• [Material for the task]
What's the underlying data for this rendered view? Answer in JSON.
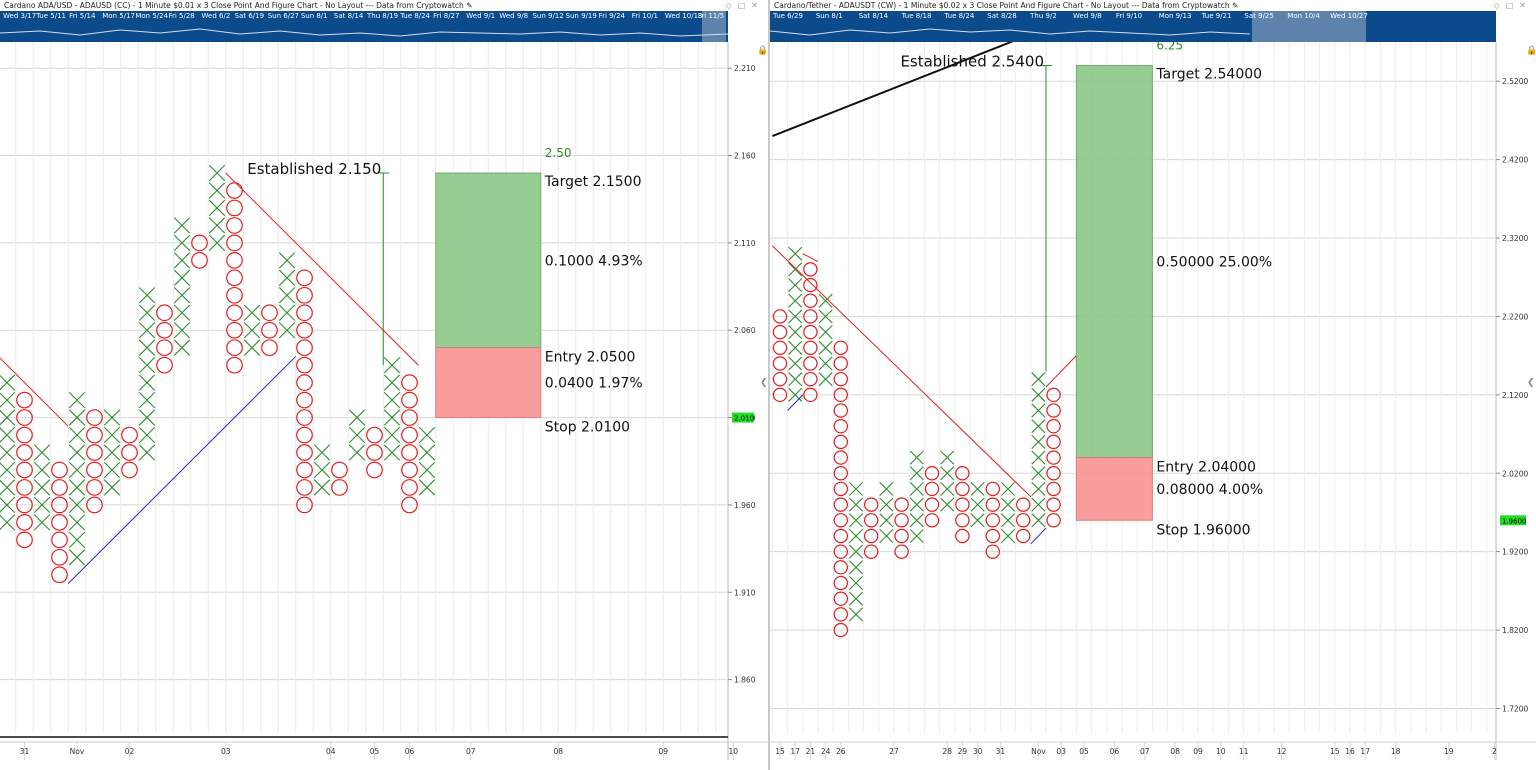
{
  "left": {
    "title": "Cardano ADA/USD - ADAUSD (CC) - 1 Minute $0.01 x 3 Close Point And Figure Chart - No Layout --- Data from Cryptowatch",
    "nav_labels": [
      "Wed 3/17",
      "Tue 5/11",
      "Fri 5/14",
      "Mon 5/17",
      "Mon 5/24",
      "Fri 5/28",
      "Wed 6/2",
      "Sat 6/19",
      "Sun 6/27",
      "Sun 8/1",
      "Sat 8/14",
      "Thu 8/19",
      "Tue 8/24",
      "Fri 8/27",
      "Wed 9/1",
      "Wed 9/8",
      "Sun 9/12",
      "Sun 9/19",
      "Fri 9/24",
      "Fri 10/1",
      "Wed 10/13",
      "Fri 11/5"
    ],
    "chart_data": {
      "type": "point-and-figure",
      "box_size": 0.01,
      "reversal": 3,
      "ylim": [
        1.83,
        2.225
      ],
      "y_ticks": [
        "2.210",
        "2.160",
        "2.110",
        "2.060",
        "2.010",
        "1.960",
        "1.910",
        "1.860"
      ],
      "x_ticks": [
        {
          "label": "31",
          "col": 1
        },
        {
          "label": "Nov",
          "col": 4
        },
        {
          "label": "02",
          "col": 7
        },
        {
          "label": "03",
          "col": 12.5
        },
        {
          "label": "04",
          "col": 18.5
        },
        {
          "label": "05",
          "col": 21
        },
        {
          "label": "06",
          "col": 23
        },
        {
          "label": "07",
          "col": 26.5
        },
        {
          "label": "08",
          "col": 31.5
        },
        {
          "label": "09",
          "col": 37.5
        },
        {
          "label": "10",
          "col": 41.5
        }
      ],
      "current_price": "2.010",
      "columns": [
        {
          "type": "X",
          "low": 1.95,
          "high": 2.03
        },
        {
          "type": "O",
          "low": 1.94,
          "high": 2.02
        },
        {
          "type": "X",
          "low": 1.95,
          "high": 1.99
        },
        {
          "type": "O",
          "low": 1.92,
          "high": 1.98
        },
        {
          "type": "X",
          "low": 1.93,
          "high": 2.02
        },
        {
          "type": "O",
          "low": 1.96,
          "high": 2.01
        },
        {
          "type": "X",
          "low": 1.97,
          "high": 2.01
        },
        {
          "type": "O",
          "low": 1.98,
          "high": 2.0
        },
        {
          "type": "X",
          "low": 1.99,
          "high": 2.08
        },
        {
          "type": "O",
          "low": 2.04,
          "high": 2.07
        },
        {
          "type": "X",
          "low": 2.05,
          "high": 2.12
        },
        {
          "type": "O",
          "low": 2.1,
          "high": 2.11
        },
        {
          "type": "X",
          "low": 2.11,
          "high": 2.15
        },
        {
          "type": "O",
          "low": 2.04,
          "high": 2.14
        },
        {
          "type": "X",
          "low": 2.05,
          "high": 2.07
        },
        {
          "type": "O",
          "low": 2.05,
          "high": 2.07
        },
        {
          "type": "X",
          "low": 2.06,
          "high": 2.1
        },
        {
          "type": "O",
          "low": 1.96,
          "high": 2.09
        },
        {
          "type": "X",
          "low": 1.97,
          "high": 1.99
        },
        {
          "type": "O",
          "low": 1.97,
          "high": 1.98
        },
        {
          "type": "X",
          "low": 1.99,
          "high": 2.01
        },
        {
          "type": "O",
          "low": 1.98,
          "high": 2.0
        },
        {
          "type": "X",
          "low": 1.99,
          "high": 2.04
        },
        {
          "type": "O",
          "low": 1.96,
          "high": 2.03
        },
        {
          "type": "X",
          "low": 1.97,
          "high": 2.0
        }
      ],
      "trendlines": [
        {
          "color": "#e02020",
          "from": {
            "col": -0.5,
            "price": 2.045
          },
          "to": {
            "col": 3.5,
            "price": 2.005
          }
        },
        {
          "color": "#e02020",
          "from": {
            "col": 12.5,
            "price": 2.15
          },
          "to": {
            "col": 23.5,
            "price": 2.04
          }
        },
        {
          "color": "#2a2ad6",
          "from": {
            "col": 3.5,
            "price": 1.915
          },
          "to": {
            "col": 16.5,
            "price": 2.045
          }
        }
      ],
      "established": {
        "label": "Established 2.150",
        "price": 2.15,
        "col": 21.5,
        "base_price": 2.04
      },
      "trade": {
        "ratio": "2.50",
        "target_label": "Target  2.1500",
        "target": 2.15,
        "reward_label": "0.1000   4.93%",
        "entry_label": "Entry  2.0500",
        "entry": 2.05,
        "risk_label": "0.0400   1.97%",
        "stop_label": "Stop  2.0100",
        "stop": 2.01,
        "col_from": 25,
        "col_to": 30
      }
    }
  },
  "right": {
    "title": "Cardano/Tether - ADAUSDT (CW) - 1 Minute $0.02 x 3 Close Point And Figure Chart - No Layout --- Data from Cryptowatch",
    "nav_labels": [
      "Tue 6/29",
      "Sun 8/1",
      "Sat 8/14",
      "Tue 8/18",
      "Tue 8/24",
      "Sat 8/28",
      "Thu 9/2",
      "Wed 9/8",
      "Fri 9/10",
      "Mon 9/13",
      "Tue 9/21",
      "Sat 9/25",
      "Mon 10/4",
      "Wed 10/27"
    ],
    "chart_data": {
      "type": "point-and-figure",
      "box_size": 0.02,
      "reversal": 3,
      "ylim": [
        1.69,
        2.57
      ],
      "y_ticks": [
        "2.5200",
        "2.4200",
        "2.3200",
        "2.2200",
        "2.1200",
        "2.0200",
        "1.9200",
        "1.8200",
        "1.7200"
      ],
      "x_ticks": [
        {
          "label": "15",
          "col": 0
        },
        {
          "label": "17",
          "col": 1
        },
        {
          "label": "21",
          "col": 2
        },
        {
          "label": "24",
          "col": 3
        },
        {
          "label": "26",
          "col": 4
        },
        {
          "label": "27",
          "col": 7.5
        },
        {
          "label": "28",
          "col": 11
        },
        {
          "label": "29",
          "col": 12
        },
        {
          "label": "30",
          "col": 13
        },
        {
          "label": "31",
          "col": 14.5
        },
        {
          "label": "Nov",
          "col": 17
        },
        {
          "label": "03",
          "col": 18.5
        },
        {
          "label": "05",
          "col": 20
        },
        {
          "label": "06",
          "col": 22
        },
        {
          "label": "07",
          "col": 24
        },
        {
          "label": "08",
          "col": 26
        },
        {
          "label": "09",
          "col": 27.5
        },
        {
          "label": "10",
          "col": 29
        },
        {
          "label": "11",
          "col": 30.5
        },
        {
          "label": "12",
          "col": 33
        },
        {
          "label": "15",
          "col": 36.5
        },
        {
          "label": "16",
          "col": 37.5
        },
        {
          "label": "17",
          "col": 38.5
        },
        {
          "label": "18",
          "col": 40.5
        },
        {
          "label": "19",
          "col": 44
        },
        {
          "label": "2",
          "col": 47
        }
      ],
      "current_price": "1.9600",
      "columns": [
        {
          "type": "O",
          "low": 2.12,
          "high": 2.22
        },
        {
          "type": "X",
          "low": 2.12,
          "high": 2.3
        },
        {
          "type": "O",
          "low": 2.12,
          "high": 2.28
        },
        {
          "type": "X",
          "low": 2.14,
          "high": 2.24
        },
        {
          "type": "O",
          "low": 1.82,
          "high": 2.18
        },
        {
          "type": "X",
          "low": 1.84,
          "high": 2.0
        },
        {
          "type": "O",
          "low": 1.92,
          "high": 1.98
        },
        {
          "type": "X",
          "low": 1.94,
          "high": 2.0
        },
        {
          "type": "O",
          "low": 1.92,
          "high": 1.98
        },
        {
          "type": "X",
          "low": 1.94,
          "high": 2.04
        },
        {
          "type": "O",
          "low": 1.96,
          "high": 2.02
        },
        {
          "type": "X",
          "low": 1.98,
          "high": 2.04
        },
        {
          "type": "O",
          "low": 1.94,
          "high": 2.02
        },
        {
          "type": "X",
          "low": 1.96,
          "high": 2.0
        },
        {
          "type": "O",
          "low": 1.92,
          "high": 2.0
        },
        {
          "type": "X",
          "low": 1.94,
          "high": 2.0
        },
        {
          "type": "O",
          "low": 1.94,
          "high": 1.98
        },
        {
          "type": "X",
          "low": 1.96,
          "high": 2.14
        },
        {
          "type": "O",
          "low": 1.96,
          "high": 2.12
        }
      ],
      "trendlines": [
        {
          "color": "#e02020",
          "from": {
            "col": -0.5,
            "price": 2.31
          },
          "to": {
            "col": 16.5,
            "price": 1.99
          }
        },
        {
          "color": "#e02020",
          "from": {
            "col": 1.5,
            "price": 2.3
          },
          "to": {
            "col": 2.5,
            "price": 2.29
          }
        },
        {
          "color": "#e02020",
          "from": {
            "col": 17.5,
            "price": 2.13
          },
          "to": {
            "col": 19.5,
            "price": 2.17
          }
        },
        {
          "color": "#2a2ad6",
          "from": {
            "col": 0.5,
            "price": 2.1
          },
          "to": {
            "col": 1.5,
            "price": 2.12
          }
        },
        {
          "color": "#2a2ad6",
          "from": {
            "col": 16.5,
            "price": 1.93
          },
          "to": {
            "col": 17.5,
            "price": 1.95
          }
        },
        {
          "color": "#111111",
          "from": {
            "col": -0.5,
            "price": 2.45
          },
          "to": {
            "col": 16.5,
            "price": 2.58
          }
        }
      ],
      "established": {
        "label": "Established 2.5400",
        "price": 2.54,
        "col": 17.5,
        "base_price": 2.15
      },
      "trade": {
        "ratio": "6.25",
        "target_label": "Target  2.54000",
        "target": 2.54,
        "reward_label": "0.50000   25.00%",
        "entry_label": "Entry  2.04000",
        "entry": 2.04,
        "risk_label": "0.08000   4.00%",
        "stop_label": "Stop  1.96000",
        "stop": 1.96,
        "col_from": 20,
        "col_to": 24
      }
    }
  }
}
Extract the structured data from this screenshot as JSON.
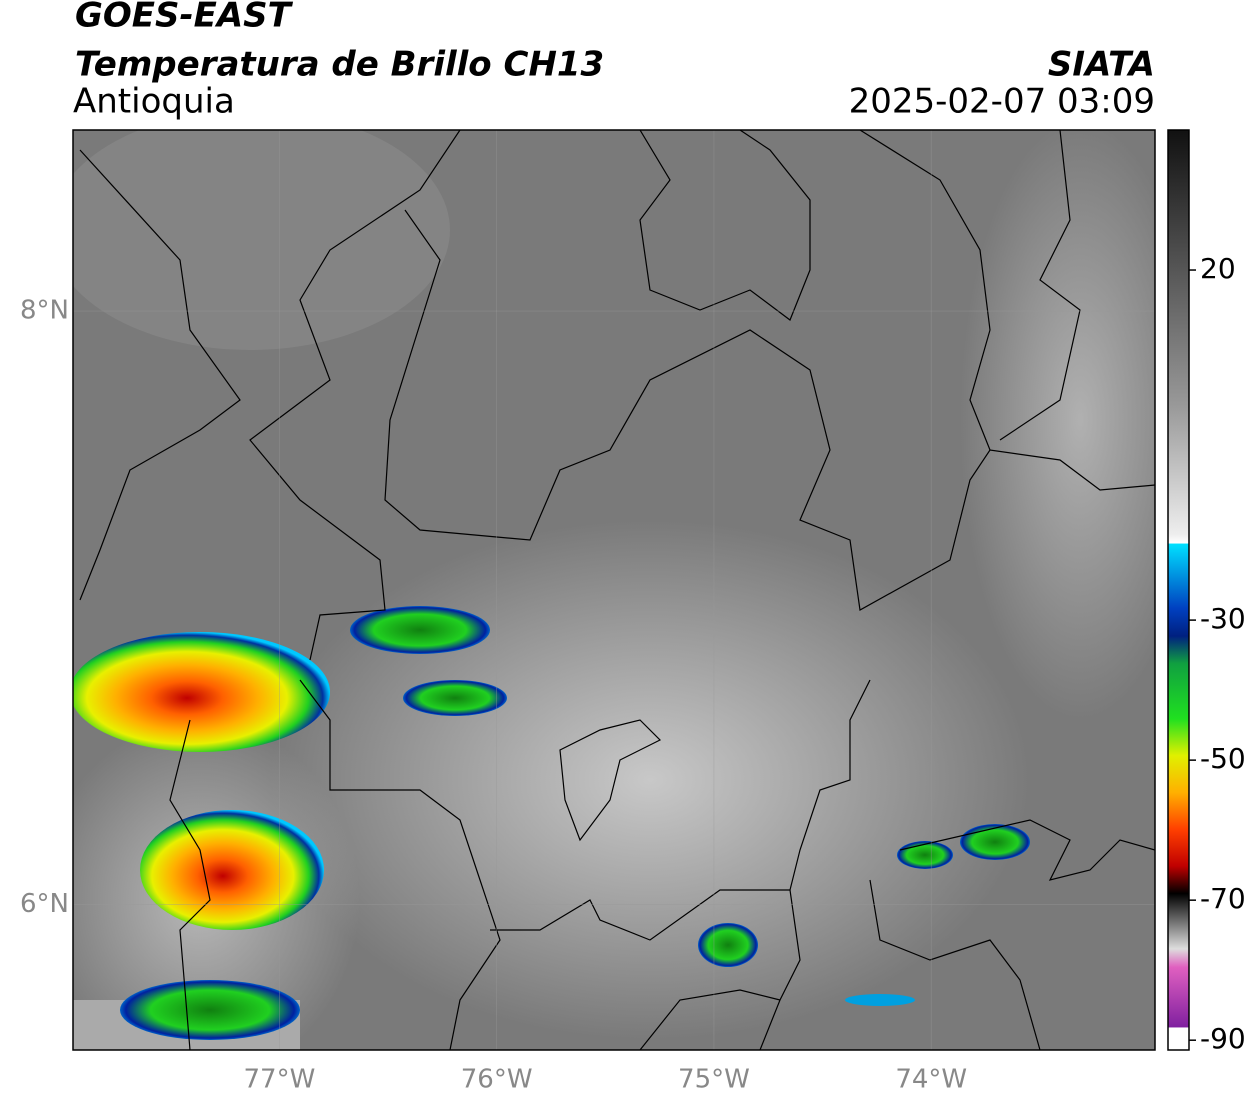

• [To do] Out of the preceding entries, pull every line containing the string "Close".

• [Answer in full]
    "title": "Cardano ADA/USD - ADAUSD (CC) - 1 Minute $0.01 x 3 Close Point And Figure Chart - No Layout --- Data from Cryptowatch",
    "title": "Cardano/Tether - ADAUSDT (CW) - 1 Minute $0.02 x 3 Close Point And Figure Chart - No Layout --- Data from Cryptowatch",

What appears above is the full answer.